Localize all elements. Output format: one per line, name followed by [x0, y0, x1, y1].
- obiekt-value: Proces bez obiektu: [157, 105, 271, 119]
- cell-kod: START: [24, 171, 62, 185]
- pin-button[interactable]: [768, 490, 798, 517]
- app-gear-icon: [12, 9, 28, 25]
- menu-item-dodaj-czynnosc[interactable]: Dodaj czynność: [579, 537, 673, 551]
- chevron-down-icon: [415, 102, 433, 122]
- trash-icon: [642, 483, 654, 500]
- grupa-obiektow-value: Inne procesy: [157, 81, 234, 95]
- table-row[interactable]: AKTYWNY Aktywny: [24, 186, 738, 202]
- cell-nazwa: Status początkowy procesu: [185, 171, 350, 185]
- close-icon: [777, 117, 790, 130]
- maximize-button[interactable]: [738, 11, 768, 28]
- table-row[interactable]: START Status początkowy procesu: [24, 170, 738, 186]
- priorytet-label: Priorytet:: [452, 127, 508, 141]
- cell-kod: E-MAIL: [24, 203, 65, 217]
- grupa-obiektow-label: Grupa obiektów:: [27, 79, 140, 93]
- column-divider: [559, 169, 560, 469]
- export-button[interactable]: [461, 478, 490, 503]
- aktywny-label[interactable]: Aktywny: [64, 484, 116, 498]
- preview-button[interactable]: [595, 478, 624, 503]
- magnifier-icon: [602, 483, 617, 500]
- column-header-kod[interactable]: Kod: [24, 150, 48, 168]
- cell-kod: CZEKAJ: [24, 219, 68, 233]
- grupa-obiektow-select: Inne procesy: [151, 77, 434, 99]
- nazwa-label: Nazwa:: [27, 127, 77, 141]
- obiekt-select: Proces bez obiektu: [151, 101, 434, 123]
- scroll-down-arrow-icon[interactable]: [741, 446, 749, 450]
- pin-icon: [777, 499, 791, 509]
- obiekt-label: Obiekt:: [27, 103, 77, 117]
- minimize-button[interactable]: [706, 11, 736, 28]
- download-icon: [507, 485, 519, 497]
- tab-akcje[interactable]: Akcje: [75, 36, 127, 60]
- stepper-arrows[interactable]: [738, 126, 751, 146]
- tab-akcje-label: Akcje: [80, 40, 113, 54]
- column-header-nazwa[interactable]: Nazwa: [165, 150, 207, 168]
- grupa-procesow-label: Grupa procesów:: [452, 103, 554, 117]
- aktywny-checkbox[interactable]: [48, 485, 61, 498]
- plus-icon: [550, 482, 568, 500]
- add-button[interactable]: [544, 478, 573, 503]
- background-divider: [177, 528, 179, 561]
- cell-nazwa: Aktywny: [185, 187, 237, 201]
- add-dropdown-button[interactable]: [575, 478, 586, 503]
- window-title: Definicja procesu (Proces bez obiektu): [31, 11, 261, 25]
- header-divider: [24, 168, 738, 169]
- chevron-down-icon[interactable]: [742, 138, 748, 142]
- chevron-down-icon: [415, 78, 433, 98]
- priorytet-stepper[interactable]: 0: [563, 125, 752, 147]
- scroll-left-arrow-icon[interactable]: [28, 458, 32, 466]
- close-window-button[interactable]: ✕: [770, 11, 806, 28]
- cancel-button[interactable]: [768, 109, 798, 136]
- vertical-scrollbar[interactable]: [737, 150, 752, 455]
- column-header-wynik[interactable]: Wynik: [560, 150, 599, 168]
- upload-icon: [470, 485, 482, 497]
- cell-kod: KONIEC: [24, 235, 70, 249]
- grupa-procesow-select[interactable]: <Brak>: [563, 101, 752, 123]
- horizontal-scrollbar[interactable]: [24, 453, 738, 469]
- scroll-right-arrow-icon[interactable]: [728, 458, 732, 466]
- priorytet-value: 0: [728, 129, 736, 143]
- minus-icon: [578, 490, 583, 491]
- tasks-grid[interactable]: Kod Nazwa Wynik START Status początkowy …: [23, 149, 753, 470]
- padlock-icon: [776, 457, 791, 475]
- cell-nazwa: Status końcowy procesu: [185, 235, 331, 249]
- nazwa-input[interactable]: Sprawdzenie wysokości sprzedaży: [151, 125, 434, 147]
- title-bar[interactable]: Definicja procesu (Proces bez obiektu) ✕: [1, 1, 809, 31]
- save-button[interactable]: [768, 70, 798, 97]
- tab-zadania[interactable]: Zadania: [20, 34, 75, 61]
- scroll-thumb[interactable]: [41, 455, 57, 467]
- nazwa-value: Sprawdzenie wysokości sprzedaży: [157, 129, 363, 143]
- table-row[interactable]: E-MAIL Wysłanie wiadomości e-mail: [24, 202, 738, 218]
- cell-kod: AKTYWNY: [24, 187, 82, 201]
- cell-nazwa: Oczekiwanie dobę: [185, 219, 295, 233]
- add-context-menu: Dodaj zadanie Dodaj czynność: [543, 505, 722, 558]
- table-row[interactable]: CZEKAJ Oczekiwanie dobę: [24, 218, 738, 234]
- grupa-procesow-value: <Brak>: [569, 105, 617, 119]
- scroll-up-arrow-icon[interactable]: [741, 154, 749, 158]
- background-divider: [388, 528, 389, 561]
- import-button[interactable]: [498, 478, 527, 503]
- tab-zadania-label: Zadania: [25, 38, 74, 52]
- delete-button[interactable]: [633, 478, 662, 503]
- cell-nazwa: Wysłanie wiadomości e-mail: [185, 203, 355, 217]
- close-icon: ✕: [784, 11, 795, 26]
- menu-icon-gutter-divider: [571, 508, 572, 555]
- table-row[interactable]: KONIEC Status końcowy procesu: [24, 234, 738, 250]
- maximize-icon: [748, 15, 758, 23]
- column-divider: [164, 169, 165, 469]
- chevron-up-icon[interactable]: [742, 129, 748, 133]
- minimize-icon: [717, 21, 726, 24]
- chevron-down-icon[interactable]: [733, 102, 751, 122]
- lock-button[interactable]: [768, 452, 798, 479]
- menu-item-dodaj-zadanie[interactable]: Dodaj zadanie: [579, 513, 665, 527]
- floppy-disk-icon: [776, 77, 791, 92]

**Exercise brief**
Please copy out everything from the first of the lines above down to the line containing "- priorytet-label: Priorytet:: [452, 127, 508, 141]", both included, keeping each one unchanged.

**Problem solution**
Localize all elements. Output format: one per line, name followed by [x0, y0, x1, y1].
- obiekt-value: Proces bez obiektu: [157, 105, 271, 119]
- cell-kod: START: [24, 171, 62, 185]
- pin-button[interactable]: [768, 490, 798, 517]
- app-gear-icon: [12, 9, 28, 25]
- menu-item-dodaj-czynnosc[interactable]: Dodaj czynność: [579, 537, 673, 551]
- chevron-down-icon: [415, 102, 433, 122]
- trash-icon: [642, 483, 654, 500]
- grupa-obiektow-value: Inne procesy: [157, 81, 234, 95]
- table-row[interactable]: AKTYWNY Aktywny: [24, 186, 738, 202]
- cell-nazwa: Status początkowy procesu: [185, 171, 350, 185]
- close-icon: [777, 117, 790, 130]
- maximize-button[interactable]: [738, 11, 768, 28]
- table-row[interactable]: START Status początkowy procesu: [24, 170, 738, 186]
- priorytet-label: Priorytet:: [452, 127, 508, 141]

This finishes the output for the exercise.